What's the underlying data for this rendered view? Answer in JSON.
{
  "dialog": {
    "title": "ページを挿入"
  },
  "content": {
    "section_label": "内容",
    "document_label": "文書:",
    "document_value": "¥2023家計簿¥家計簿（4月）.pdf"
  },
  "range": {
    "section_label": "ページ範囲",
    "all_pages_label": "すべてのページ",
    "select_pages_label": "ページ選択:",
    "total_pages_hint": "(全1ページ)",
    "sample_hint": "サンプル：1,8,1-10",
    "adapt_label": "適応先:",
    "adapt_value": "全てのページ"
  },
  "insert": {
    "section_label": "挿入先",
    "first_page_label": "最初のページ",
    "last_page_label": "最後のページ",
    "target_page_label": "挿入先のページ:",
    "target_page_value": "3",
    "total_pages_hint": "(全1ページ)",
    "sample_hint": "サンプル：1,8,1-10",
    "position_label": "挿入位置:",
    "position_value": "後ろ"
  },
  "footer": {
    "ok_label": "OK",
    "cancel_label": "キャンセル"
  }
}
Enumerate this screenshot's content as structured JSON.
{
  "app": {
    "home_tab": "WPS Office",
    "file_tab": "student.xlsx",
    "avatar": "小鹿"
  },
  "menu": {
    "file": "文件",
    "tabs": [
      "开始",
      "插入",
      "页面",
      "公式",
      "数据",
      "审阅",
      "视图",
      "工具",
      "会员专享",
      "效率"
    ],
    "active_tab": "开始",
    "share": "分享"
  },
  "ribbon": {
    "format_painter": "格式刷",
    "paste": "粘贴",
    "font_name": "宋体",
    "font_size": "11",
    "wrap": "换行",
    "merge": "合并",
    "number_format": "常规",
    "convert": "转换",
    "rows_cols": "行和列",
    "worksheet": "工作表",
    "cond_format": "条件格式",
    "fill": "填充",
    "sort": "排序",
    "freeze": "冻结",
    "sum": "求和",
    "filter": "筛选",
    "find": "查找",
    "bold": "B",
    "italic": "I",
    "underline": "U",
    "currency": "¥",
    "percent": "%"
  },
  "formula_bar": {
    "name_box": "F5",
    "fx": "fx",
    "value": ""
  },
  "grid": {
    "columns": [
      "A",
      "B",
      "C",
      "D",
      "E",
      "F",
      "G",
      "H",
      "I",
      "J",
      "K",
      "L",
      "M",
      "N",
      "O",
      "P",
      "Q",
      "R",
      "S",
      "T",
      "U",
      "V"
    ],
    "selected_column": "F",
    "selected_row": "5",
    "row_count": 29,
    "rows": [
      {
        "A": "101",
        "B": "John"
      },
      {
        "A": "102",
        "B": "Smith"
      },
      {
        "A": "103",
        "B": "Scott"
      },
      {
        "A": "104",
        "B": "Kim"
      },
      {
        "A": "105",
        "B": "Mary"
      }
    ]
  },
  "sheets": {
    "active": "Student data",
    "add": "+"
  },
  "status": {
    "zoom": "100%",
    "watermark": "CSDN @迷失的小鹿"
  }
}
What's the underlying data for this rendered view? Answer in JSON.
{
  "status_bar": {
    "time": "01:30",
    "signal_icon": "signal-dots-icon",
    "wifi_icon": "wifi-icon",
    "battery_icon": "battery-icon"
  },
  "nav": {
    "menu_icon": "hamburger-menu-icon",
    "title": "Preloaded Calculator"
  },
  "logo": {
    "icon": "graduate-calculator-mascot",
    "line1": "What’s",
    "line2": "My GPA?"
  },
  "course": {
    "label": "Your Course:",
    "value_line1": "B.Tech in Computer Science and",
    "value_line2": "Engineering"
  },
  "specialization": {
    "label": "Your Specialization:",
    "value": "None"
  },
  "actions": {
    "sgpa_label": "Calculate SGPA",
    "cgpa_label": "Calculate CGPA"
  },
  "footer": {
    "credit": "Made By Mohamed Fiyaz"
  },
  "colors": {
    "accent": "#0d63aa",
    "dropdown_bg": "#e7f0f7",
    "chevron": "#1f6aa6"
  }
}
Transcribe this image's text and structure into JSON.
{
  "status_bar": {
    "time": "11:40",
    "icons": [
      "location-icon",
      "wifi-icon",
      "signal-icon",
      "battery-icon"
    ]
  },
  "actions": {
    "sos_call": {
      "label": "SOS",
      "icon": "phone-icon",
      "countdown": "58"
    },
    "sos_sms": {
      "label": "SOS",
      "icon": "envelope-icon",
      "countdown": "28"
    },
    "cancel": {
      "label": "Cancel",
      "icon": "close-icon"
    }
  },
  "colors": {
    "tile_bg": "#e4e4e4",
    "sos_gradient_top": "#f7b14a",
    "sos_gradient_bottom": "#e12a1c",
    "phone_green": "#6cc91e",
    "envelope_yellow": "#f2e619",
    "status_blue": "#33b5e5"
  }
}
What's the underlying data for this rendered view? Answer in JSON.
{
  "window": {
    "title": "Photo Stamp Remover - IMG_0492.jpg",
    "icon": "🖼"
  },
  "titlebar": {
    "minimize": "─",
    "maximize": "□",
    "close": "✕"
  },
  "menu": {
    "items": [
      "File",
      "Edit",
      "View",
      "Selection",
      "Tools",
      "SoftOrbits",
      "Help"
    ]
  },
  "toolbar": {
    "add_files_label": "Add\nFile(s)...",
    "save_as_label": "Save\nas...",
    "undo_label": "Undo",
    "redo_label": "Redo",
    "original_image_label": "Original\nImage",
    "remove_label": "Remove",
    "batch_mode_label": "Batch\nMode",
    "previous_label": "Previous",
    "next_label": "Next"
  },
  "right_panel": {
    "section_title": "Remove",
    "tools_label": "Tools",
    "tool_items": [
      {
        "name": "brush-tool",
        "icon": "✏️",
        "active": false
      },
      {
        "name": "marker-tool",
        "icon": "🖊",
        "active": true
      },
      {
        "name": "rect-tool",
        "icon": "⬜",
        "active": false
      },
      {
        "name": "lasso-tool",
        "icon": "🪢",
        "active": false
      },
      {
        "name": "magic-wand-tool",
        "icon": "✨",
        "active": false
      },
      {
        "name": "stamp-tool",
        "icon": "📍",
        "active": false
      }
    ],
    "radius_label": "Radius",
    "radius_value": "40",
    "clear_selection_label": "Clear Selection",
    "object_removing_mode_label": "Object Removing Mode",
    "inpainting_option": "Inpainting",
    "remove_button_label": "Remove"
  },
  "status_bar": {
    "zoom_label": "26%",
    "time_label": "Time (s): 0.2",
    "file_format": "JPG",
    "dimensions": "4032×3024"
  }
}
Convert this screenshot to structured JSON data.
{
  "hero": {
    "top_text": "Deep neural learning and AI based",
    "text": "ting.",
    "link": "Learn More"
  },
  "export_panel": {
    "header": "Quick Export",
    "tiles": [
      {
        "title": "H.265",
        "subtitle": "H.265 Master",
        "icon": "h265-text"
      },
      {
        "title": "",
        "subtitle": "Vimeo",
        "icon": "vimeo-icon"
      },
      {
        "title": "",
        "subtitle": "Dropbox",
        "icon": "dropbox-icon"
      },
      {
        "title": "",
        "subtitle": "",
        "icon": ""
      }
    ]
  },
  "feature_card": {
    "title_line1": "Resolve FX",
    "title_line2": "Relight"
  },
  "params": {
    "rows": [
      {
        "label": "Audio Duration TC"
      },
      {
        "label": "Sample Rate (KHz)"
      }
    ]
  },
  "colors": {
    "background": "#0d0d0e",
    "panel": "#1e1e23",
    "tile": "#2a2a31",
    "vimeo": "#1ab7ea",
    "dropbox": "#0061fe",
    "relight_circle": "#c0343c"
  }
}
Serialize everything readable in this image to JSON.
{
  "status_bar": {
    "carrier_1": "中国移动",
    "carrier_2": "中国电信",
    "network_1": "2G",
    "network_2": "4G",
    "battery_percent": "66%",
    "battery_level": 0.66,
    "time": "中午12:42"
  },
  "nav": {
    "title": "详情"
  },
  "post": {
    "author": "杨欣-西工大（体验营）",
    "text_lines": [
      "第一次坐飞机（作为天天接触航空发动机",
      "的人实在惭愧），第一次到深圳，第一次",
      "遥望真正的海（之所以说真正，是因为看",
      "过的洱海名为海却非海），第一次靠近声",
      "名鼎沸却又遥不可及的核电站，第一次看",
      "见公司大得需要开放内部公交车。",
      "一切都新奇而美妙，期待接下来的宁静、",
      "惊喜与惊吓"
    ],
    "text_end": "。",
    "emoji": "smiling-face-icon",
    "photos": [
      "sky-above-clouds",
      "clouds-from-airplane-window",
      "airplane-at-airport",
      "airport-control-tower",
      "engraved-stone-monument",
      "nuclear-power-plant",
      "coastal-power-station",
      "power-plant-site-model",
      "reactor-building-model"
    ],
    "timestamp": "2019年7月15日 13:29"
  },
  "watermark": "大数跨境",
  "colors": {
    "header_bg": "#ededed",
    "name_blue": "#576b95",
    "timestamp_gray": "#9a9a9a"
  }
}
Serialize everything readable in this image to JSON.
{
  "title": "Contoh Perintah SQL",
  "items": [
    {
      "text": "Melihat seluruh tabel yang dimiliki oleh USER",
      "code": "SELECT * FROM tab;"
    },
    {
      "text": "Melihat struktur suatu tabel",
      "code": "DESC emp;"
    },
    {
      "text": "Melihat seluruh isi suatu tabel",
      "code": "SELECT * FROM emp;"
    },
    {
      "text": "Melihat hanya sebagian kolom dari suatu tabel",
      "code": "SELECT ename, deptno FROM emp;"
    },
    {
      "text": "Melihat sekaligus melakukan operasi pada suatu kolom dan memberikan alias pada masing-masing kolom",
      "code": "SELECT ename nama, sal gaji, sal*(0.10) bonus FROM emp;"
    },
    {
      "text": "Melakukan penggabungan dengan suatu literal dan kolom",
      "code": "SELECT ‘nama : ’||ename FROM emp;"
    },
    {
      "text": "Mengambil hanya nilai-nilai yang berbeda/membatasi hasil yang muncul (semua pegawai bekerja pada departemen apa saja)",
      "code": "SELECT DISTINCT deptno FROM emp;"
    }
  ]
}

Aim
Check all the records above and select each line where the string "kolom" is found.

Finished task
      "text": "Melihat hanya sebagian kolom dari suatu tabel",
      "text": "Melihat sekaligus melakukan operasi pada suatu kolom dan memberikan alias pada masing-masing kolom",
      "text": "Melakukan penggabungan dengan suatu literal dan kolom",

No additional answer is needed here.